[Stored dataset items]
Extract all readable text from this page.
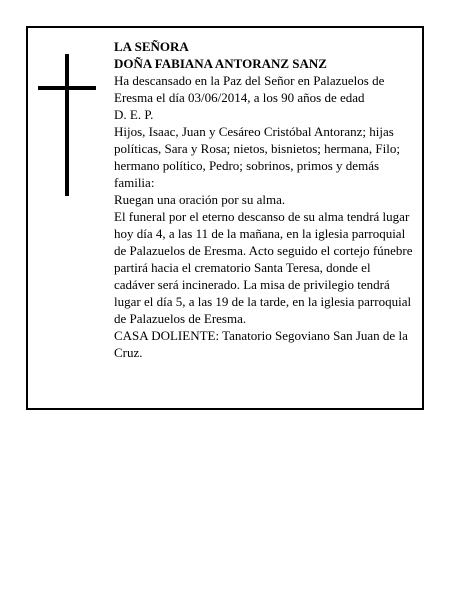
LA SEÑORA

DOÑA FABIANA ANTORANZ SANZ

Ha descansado en la Paz del Señor en Palazuelos de Eresma el día 03/06/2014, a los 90 años de edad

D. E. P.

Hijos, Isaac, Juan y Cesáreo Cristóbal Antoranz; hijas políticas, Sara y Rosa; nietos, bisnietos; hermana, Filo; hermano político, Pedro; sobrinos, primos y demás familia:

Ruegan una oración por su alma.

El funeral por el eterno descanso de su alma tendrá lugar hoy día 4, a las 11 de la mañana, en la iglesia parroquial de Palazuelos de Eresma. Acto seguido el cortejo fúnebre partirá hacia el crematorio Santa Teresa, donde el cadáver será incinerado. La misa de privilegio tendrá lugar el día 5, a las 19 de la tarde, en la iglesia parroquial de Palazuelos de Eresma.

CASA DOLIENTE: Tanatorio Segoviano San Juan de la Cruz.
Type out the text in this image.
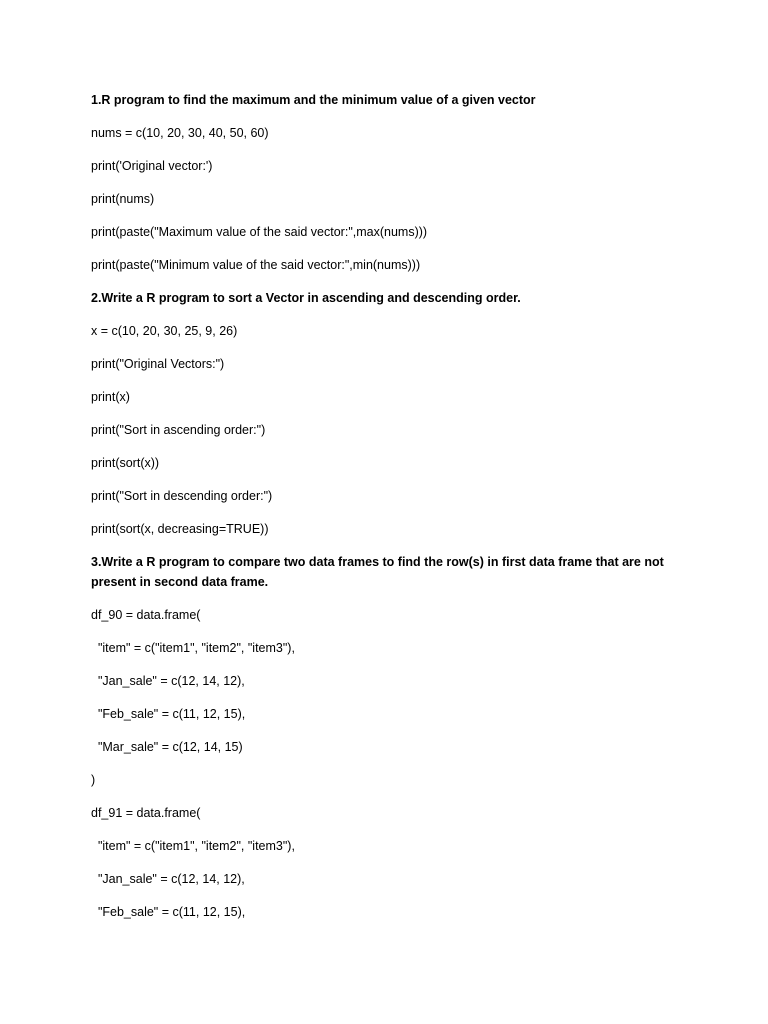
1.R program to find the maximum and the minimum value of a given vector

nums = c(10, 20, 30, 40, 50, 60)

print('Original vector:')

print(nums)

print(paste("Maximum value of the said vector:",max(nums)))

print(paste("Minimum value of the said vector:",min(nums)))

2.Write a R program to sort a Vector in ascending and descending order.

x = c(10, 20, 30, 25, 9, 26)

print("Original Vectors:")

print(x)

print("Sort in ascending order:")

print(sort(x))

print("Sort in descending order:")

print(sort(x, decreasing=TRUE))

3.Write a R program to compare two data frames to find the row(s) in first data frame that are not present in second data frame.

df_90 = data.frame(

"item" = c("item1", "item2", "item3"),

"Jan_sale" = c(12, 14, 12),

"Feb_sale" = c(11, 12, 15),

"Mar_sale" = c(12, 14, 15)

)

df_91 = data.frame(

"item" = c("item1", "item2", "item3"),

"Jan_sale" = c(12, 14, 12),

"Feb_sale" = c(11, 12, 15),
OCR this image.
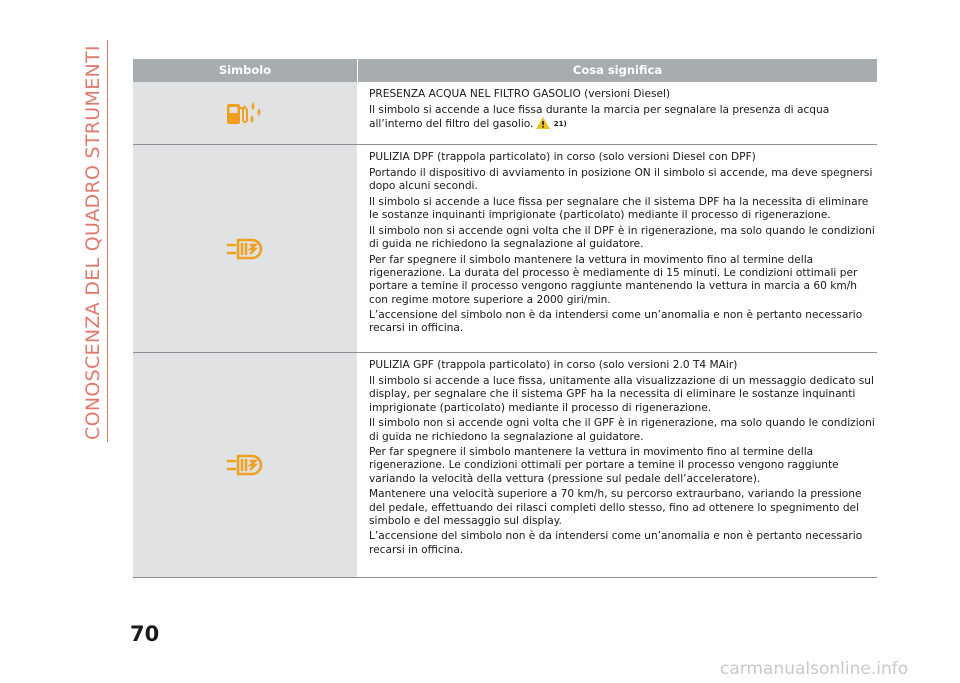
CONOSCENZA DEL QUADRO STRUMENTI	Simbolo	Cosa significa

PRESENZA ACQUA NEL FILTRO GASOLIO (versioni Diesel)

Il simbolo si accende a luce fissa durante la marcia per segnalare la presenza di acqua all’interno del filtro del gasolio.	21)

PULIZIA DPF (trappola particolato) in corso (solo versioni Diesel con DPF)

Portando il dispositivo di avviamento in posizione ON il simbolo si accende, ma deve spegnersi dopo alcuni secondi.

Il simbolo si accende a luce fissa per segnalare che il sistema DPF ha la necessita di eliminare le sostanze inquinanti imprigionate (particolato) mediante il processo di rigenerazione.

Il simbolo non si accende ogni volta che il DPF è in rigenerazione, ma solo quando le condizioni di guida ne richiedono la segnalazione al guidatore.

Per far spegnere il simbolo mantenere la vettura in movimento fino al termine della rigenerazione. La durata del processo è mediamente di 15 minuti. Le condizioni ottimali per portare a temine il processo vengono raggiunte mantenendo la vettura in marcia a 60 km/h con regime motore superiore a 2000 giri/min.

L’accensione del simbolo non è da intendersi come un’anomalia e non è pertanto necessario recarsi in officina.

PULIZIA GPF (trappola particolato) in corso (solo versioni 2.0 T4 MAir)

Il simbolo si accende a luce fissa, unitamente alla visualizzazione di un messaggio dedicato sul display, per segnalare che il sistema GPF ha la necessita di eliminare le sostanze inquinanti imprigionate (particolato) mediante il processo di rigenerazione.

Il simbolo non si accende ogni volta che il GPF è in rigenerazione, ma solo quando le condizioni di guida ne richiedono la segnalazione al guidatore.

Per far spegnere il simbolo mantenere la vettura in movimento fino al termine della rigenerazione. Le condizioni ottimali per portare a temine il processo vengono raggiunte variando la velocità della vettura (pressione sul pedale dell’acceleratore).

Mantenere una velocità superiore a 70 km/h, su percorso extraurbano, variando la pressione del pedale, effettuando dei rilasci completi dello stesso, fino ad ottenere lo spegnimento del simbolo e del messaggio sul display.

L’accensione del simbolo non è da intendersi come un’anomalia e non è pertanto necessario recarsi in officina.

70
carmanualsonline.info
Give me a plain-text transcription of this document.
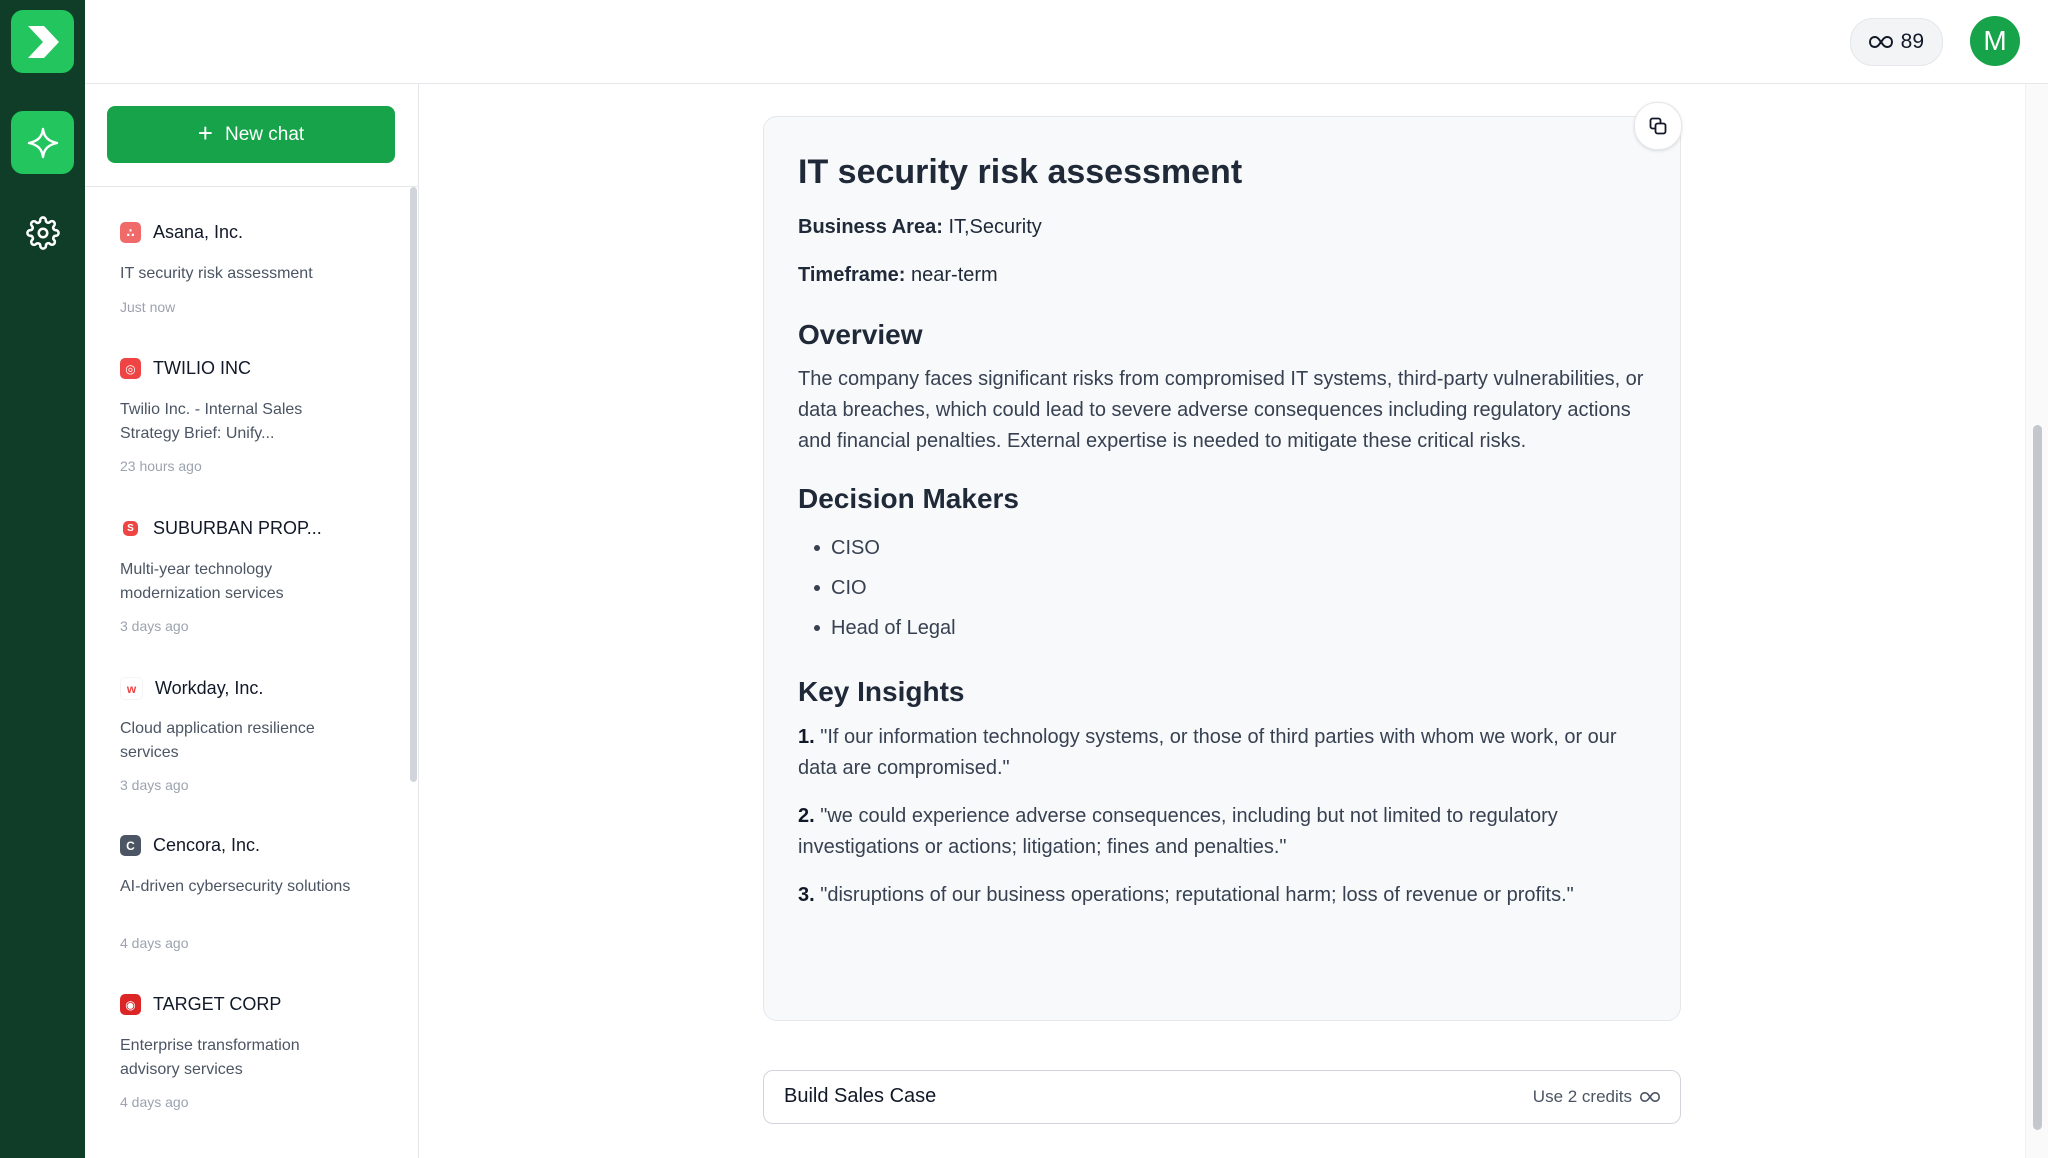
89	M
+ New chat
∴	Asana, Inc.
IT security risk assessment
Just now
◎ TWILIO INC
Twilio Inc. - Internal Sales Strategy Brief: Unify...
23 hours ago
S SUBURBAN PROP...
Multi-year technology modernization services
3 days ago
w	Workday, Inc.
Cloud application resilience services
3 days ago
C	Cencora, Inc.
AI-driven cybersecurity solutions
4 days ago
◉ TARGET CORP
Enterprise transformation advisory services
4 days ago
IT security risk assessment

Business Area: IT,Security

Timeframe: near-term

Overview

The company faces significant risks from compromised IT systems, third-party vulnerabilities, or data breaches, which could lead to severe adverse consequences including regulatory actions and financial penalties. External expertise is needed to mitigate these critical risks.

Decision Makers
CISO
CIO
Head of Legal
Key Insights

1. "If our information technology systems, or those of third parties with whom we work, or our data are compromised."

2. "we could experience adverse consequences, including but not limited to regulatory investigations or actions; litigation; fines and penalties."

3. "disruptions of our business operations; reputational harm; loss of revenue or profits."

Build Sales Case	Use 2 credits
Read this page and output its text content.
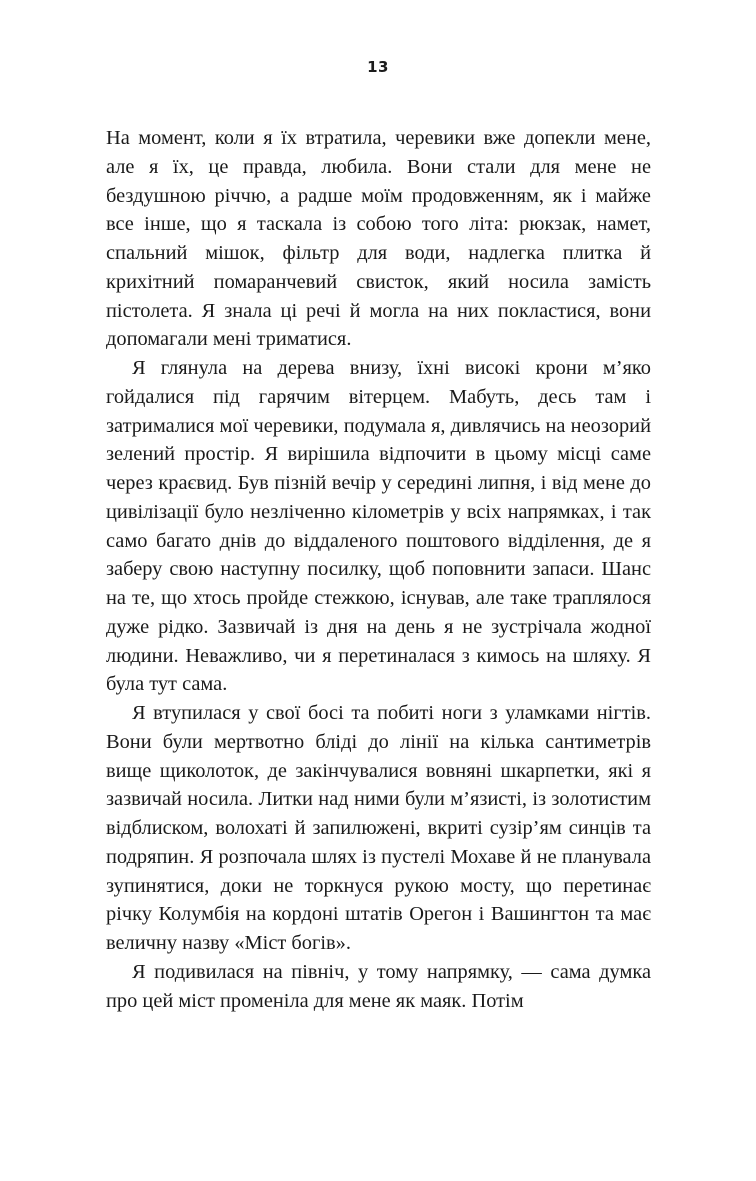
13

На момент, коли я їх втратила, черевики вже допекли мене, але я їх, це правда, любила. Вони стали для мене не бездушною річчю, а радше моїм продовженням, як і майже все інше, що я таскала із собою того літа: рюкзак, намет, спальний мішок, фільтр для води, надлегка плитка й крихітний помаранчевий свисток, який носила замість пістолета. Я знала ці речі й могла на них покластися, вони допомагали мені триматися.

Я глянула на дерева внизу, їхні високі крони м’яко гойдалися під гарячим вітерцем. Мабуть, десь там і затрималися мої черевики, подумала я, дивлячись на неозорий зелений простір. Я вирішила відпочити в цьому місці саме через краєвид. Був пізній вечір у середині липня, і від мене до цивілізації було незліченно кілометрів у всіх напрямках, і так само багато днів до віддаленого поштового відділення, де я заберу свою наступну посилку, щоб поповнити запаси. Шанс на те, що хтось пройде стежкою, існував, але таке траплялося дуже рідко. Зазвичай із дня на день я не зустрічала жодної людини. Неважливо, чи я перетиналася з кимось на шляху. Я була тут сама.

Я втупилася у свої босі та побиті ноги з уламками нігтів. Вони були мертвотно бліді до лінії на кілька сантиметрів вище щиколоток, де закінчувалися вовняні шкарпетки, які я зазвичай носила. Литки над ними були м’язисті, із золотистим відблиском, волохаті й запилюжені, вкриті сузір’ям синців та подряпин. Я розпочала шлях із пустелі Мохаве й не планувала зупинятися, доки не торкнуся рукою мосту, що перетинає річку Колумбія на кордоні штатів Орегон і Вашингтон та має величну назву «Міст богів».

Я подивилася на північ, у тому напрямку, — сама думка про цей міст променіла для мене як маяк. Потім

**WRITTEN TASK:** List every line from the entries above in which "said" appears.

**THE RESULT:**
print(paste("Maximum value of the said vector:",max(nums)))
print(paste("Minimum value of the said vector:",min(nums)))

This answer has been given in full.